• **WHAT TO PRODUCE**
Find the word "removeChild" in the material below and gather every line that contains it.

• **RECORDS SHOWN**
━━━━━━━━
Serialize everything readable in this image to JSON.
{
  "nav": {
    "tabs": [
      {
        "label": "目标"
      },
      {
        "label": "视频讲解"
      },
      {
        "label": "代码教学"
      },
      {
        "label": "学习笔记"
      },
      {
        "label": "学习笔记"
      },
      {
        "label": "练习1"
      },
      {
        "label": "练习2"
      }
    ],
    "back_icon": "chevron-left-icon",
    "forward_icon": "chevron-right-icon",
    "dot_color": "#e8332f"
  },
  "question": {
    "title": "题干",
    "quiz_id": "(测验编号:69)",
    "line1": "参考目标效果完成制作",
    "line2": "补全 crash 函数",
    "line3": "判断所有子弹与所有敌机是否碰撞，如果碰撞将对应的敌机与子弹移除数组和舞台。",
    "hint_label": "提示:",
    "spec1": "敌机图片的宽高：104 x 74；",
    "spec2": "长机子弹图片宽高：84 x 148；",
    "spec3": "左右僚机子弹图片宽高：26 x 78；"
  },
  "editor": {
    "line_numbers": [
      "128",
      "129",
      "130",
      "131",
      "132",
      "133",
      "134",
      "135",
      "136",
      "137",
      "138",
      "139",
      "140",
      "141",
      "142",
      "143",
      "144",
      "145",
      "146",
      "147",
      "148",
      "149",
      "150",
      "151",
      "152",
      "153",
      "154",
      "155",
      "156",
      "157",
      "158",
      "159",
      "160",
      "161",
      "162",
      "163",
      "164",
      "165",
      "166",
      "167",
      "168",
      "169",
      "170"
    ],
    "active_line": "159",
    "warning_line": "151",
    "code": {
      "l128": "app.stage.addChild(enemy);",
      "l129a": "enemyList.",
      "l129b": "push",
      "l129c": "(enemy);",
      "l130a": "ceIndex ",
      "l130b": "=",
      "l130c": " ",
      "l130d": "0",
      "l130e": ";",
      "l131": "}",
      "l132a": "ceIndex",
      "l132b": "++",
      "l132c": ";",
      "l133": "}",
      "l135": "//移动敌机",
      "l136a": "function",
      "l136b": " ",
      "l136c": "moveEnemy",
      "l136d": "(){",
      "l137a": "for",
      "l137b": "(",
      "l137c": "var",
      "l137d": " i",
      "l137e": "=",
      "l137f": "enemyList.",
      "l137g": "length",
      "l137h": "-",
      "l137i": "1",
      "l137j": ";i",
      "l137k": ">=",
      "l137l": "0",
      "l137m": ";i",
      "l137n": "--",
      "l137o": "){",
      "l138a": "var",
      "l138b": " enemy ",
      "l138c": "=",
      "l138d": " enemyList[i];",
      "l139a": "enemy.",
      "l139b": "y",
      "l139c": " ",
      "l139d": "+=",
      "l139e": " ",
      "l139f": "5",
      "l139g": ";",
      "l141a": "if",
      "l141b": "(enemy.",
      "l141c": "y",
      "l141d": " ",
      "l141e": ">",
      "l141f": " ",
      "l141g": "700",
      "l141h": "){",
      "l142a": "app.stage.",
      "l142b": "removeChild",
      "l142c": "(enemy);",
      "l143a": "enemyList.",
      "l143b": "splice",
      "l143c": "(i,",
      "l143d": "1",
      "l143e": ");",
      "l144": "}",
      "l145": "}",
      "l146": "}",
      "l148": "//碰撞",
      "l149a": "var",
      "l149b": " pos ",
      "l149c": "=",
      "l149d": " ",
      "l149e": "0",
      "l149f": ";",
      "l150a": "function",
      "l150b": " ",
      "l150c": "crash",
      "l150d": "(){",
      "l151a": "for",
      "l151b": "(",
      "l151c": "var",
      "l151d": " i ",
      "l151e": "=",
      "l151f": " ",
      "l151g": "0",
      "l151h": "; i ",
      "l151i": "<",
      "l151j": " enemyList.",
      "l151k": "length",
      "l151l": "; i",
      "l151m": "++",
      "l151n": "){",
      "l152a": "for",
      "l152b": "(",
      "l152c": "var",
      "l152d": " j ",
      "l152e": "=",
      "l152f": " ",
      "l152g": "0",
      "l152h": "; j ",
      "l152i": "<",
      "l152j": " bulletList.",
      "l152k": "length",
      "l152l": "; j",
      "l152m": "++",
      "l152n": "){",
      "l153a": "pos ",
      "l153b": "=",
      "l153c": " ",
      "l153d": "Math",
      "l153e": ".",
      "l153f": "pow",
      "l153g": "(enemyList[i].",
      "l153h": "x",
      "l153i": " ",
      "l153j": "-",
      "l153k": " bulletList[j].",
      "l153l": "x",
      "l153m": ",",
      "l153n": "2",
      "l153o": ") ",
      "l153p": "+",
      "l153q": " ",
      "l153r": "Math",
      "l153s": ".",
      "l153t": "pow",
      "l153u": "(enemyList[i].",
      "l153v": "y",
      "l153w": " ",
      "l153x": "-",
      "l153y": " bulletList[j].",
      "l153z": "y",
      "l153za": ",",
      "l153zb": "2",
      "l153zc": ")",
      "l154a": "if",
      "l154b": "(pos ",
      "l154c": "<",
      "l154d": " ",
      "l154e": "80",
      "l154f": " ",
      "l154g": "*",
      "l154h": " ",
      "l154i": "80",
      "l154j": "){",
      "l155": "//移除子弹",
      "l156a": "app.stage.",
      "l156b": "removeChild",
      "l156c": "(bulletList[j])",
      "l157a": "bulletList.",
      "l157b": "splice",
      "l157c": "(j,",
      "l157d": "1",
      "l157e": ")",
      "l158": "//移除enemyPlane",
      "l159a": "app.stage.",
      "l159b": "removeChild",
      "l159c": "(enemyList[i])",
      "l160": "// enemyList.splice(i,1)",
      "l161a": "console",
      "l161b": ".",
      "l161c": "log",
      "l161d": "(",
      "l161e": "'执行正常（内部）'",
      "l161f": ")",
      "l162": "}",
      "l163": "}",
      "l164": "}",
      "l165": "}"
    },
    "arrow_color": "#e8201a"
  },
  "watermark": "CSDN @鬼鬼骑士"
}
━━━━━━━━
• **SOLUTION TO THE PROBLEM**
      "l142b": "removeChild",
      "l156b": "removeChild",
      "l159b": "removeChild",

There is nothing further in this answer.